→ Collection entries

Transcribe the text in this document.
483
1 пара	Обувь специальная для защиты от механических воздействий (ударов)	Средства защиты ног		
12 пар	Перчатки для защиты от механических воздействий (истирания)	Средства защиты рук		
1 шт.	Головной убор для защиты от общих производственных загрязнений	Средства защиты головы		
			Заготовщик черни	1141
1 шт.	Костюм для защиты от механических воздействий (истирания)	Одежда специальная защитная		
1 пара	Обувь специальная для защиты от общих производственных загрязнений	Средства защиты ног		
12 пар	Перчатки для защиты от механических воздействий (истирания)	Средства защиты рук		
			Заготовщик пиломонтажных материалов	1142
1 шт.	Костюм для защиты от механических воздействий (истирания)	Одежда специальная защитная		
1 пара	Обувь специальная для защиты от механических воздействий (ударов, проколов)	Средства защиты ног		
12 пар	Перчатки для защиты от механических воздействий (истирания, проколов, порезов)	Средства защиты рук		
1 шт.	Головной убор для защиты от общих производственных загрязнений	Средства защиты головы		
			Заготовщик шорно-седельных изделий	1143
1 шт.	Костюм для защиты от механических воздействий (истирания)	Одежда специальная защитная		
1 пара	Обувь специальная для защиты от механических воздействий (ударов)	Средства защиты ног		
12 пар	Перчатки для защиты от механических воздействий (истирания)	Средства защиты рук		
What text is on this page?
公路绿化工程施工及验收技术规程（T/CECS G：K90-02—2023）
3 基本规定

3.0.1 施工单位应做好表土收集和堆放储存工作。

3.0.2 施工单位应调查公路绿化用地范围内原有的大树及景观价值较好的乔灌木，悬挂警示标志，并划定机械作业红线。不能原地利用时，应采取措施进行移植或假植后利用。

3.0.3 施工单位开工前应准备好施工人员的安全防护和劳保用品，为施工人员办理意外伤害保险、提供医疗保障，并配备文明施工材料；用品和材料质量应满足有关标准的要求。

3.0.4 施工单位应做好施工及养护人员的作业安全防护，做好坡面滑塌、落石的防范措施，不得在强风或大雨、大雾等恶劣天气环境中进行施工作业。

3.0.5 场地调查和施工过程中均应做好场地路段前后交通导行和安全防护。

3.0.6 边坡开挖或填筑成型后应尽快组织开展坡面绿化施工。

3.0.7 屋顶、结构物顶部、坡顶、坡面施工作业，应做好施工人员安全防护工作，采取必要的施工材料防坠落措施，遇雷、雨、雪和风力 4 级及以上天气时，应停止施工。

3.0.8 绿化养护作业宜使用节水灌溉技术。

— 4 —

→ What is needed
Extract exactly the lines between the line containing "What text is on this page?" and the end of the data, including both.

→ The reply
What text is on this page?
公路绿化工程施工及验收技术规程（T/CECS G：K90-02—2023）
3 基本规定

3.0.1 施工单位应做好表土收集和堆放储存工作。

3.0.2 施工单位应调查公路绿化用地范围内原有的大树及景观价值较好的乔灌木，悬挂警示标志，并划定机械作业红线。不能原地利用时，应采取措施进行移植或假植后利用。

3.0.3 施工单位开工前应准备好施工人员的安全防护和劳保用品，为施工人员办理意外伤害保险、提供医疗保障，并配备文明施工材料；用品和材料质量应满足有关标准的要求。

3.0.4 施工单位应做好施工及养护人员的作业安全防护，做好坡面滑塌、落石的防范措施，不得在强风或大雨、大雾等恶劣天气环境中进行施工作业。

3.0.5 场地调查和施工过程中均应做好场地路段前后交通导行和安全防护。

3.0.6 边坡开挖或填筑成型后应尽快组织开展坡面绿化施工。

3.0.7 屋顶、结构物顶部、坡顶、坡面施工作业，应做好施工人员安全防护工作，采取必要的施工材料防坠落措施，遇雷、雨、雪和风力 4 级及以上天气时，应停止施工。

3.0.8 绿化养护作业宜使用节水灌溉技术。

— 4 —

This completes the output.